[To be done] Reproduce this listing in full.

[Provided records]
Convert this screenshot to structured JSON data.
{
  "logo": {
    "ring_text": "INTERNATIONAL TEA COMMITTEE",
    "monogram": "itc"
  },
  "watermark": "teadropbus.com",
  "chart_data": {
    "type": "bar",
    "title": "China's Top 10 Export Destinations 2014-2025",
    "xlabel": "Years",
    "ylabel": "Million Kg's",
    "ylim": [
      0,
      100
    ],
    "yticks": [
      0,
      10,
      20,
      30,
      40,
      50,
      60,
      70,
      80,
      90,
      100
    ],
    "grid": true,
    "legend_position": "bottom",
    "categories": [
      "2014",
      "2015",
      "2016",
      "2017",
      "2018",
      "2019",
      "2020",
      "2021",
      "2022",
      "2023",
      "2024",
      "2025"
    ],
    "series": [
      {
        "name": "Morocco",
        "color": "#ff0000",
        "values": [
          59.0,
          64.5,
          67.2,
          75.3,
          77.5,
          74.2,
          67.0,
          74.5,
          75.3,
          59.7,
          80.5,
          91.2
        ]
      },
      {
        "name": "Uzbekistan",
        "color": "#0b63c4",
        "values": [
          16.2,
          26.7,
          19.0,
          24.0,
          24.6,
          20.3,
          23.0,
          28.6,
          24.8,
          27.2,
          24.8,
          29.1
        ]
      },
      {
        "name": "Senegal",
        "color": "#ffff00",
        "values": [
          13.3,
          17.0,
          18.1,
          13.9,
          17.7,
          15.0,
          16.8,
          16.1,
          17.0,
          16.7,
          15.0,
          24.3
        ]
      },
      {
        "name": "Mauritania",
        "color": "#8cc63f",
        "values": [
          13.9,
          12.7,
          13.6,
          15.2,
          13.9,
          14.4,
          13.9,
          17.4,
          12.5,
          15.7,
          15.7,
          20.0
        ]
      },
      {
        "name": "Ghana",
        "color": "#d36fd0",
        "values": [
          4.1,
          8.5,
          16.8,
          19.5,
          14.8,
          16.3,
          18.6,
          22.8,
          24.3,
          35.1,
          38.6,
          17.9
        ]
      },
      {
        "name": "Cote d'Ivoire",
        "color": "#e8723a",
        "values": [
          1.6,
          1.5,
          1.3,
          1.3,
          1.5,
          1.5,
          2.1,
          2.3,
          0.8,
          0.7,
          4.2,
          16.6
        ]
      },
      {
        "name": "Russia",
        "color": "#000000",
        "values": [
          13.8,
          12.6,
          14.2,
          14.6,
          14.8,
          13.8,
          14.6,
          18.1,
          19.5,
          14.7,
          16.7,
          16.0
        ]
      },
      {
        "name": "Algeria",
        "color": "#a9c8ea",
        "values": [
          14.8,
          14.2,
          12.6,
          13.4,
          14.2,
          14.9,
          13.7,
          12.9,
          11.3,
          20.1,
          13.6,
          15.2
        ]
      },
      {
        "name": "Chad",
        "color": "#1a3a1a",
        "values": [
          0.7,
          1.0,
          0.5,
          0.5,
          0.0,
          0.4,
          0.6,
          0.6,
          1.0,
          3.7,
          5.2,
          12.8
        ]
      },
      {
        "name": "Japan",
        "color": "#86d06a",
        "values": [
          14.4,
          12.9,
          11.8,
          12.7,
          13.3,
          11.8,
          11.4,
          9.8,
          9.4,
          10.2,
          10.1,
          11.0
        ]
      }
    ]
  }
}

[Result of this task]
Convert this screenshot to structured JSON data.
{
  "logo": {
    "ring_text": "INTERNATIONAL TEA COMMITTEE",
    "monogram": "itc"
  },
  "watermark": "teadropbus.com",
  "chart_data": {
    "type": "bar",
    "title": "China's Top 10 Export Destinations 2014-2025",
    "xlabel": "Years",
    "ylabel": "Million Kg's",
    "ylim": [
      0,
      100
    ],
    "yticks": [
      0,
      10,
      20,
      30,
      40,
      50,
      60,
      70,
      80,
      90,
      100
    ],
    "grid": true,
    "legend_position": "bottom",
    "categories": [
      "2014",
      "2015",
      "2016",
      "2017",
      "2018",
      "2019",
      "2020",
      "2021",
      "2022",
      "2023",
      "2024",
      "2025"
    ],
    "series": [
      {
        "name": "Morocco",
        "color": "#ff0000",
        "values": [
          59.0,
          64.5,
          67.2,
          75.3,
          77.5,
          74.2,
          67.0,
          74.5,
          75.3,
          59.7,
          80.5,
          91.2
        ]
      },
      {
        "name": "Uzbekistan",
        "color": "#0b63c4",
        "values": [
          16.2,
          26.7,
          19.0,
          24.0,
          24.6,
          20.3,
          23.0,
          28.6,
          24.8,
          27.2,
          24.8,
          29.1
        ]
      },
      {
        "name": "Senegal",
        "color": "#ffff00",
        "values": [
          13.3,
          17.0,
          18.1,
          13.9,
          17.7,
          15.0,
          16.8,
          16.1,
          17.0,
          16.7,
          15.0,
          24.3
        ]
      },
      {
        "name": "Mauritania",
        "color": "#8cc63f",
        "values": [
          13.9,
          12.7,
          13.6,
          15.2,
          13.9,
          14.4,
          13.9,
          17.4,
          12.5,
          15.7,
          15.7,
          20.0
        ]
      },
      {
        "name": "Ghana",
        "color": "#d36fd0",
        "values": [
          4.1,
          8.5,
          16.8,
          19.5,
          14.8,
          16.3,
          18.6,
          22.8,
          24.3,
          35.1,
          38.6,
          17.9
        ]
      },
      {
        "name": "Cote d'Ivoire",
        "color": "#e8723a",
        "values": [
          1.6,
          1.5,
          1.3,
          1.3,
          1.5,
          1.5,
          2.1,
          2.3,
          0.8,
          0.7,
          4.2,
          16.6
        ]
      },
      {
        "name": "Russia",
        "color": "#000000",
        "values": [
          13.8,
          12.6,
          14.2,
          14.6,
          14.8,
          13.8,
          14.6,
          18.1,
          19.5,
          14.7,
          16.7,
          16.0
        ]
      },
      {
        "name": "Algeria",
        "color": "#a9c8ea",
        "values": [
          14.8,
          14.2,
          12.6,
          13.4,
          14.2,
          14.9,
          13.7,
          12.9,
          11.3,
          20.1,
          13.6,
          15.2
        ]
      },
      {
        "name": "Chad",
        "color": "#1a3a1a",
        "values": [
          0.7,
          1.0,
          0.5,
          0.5,
          0.0,
          0.4,
          0.6,
          0.6,
          1.0,
          3.7,
          5.2,
          12.8
        ]
      },
      {
        "name": "Japan",
        "color": "#86d06a",
        "values": [
          14.4,
          12.9,
          11.8,
          12.7,
          13.3,
          11.8,
          11.4,
          9.8,
          9.4,
          10.2,
          10.1,
          11.0
        ]
      }
    ]
  }
}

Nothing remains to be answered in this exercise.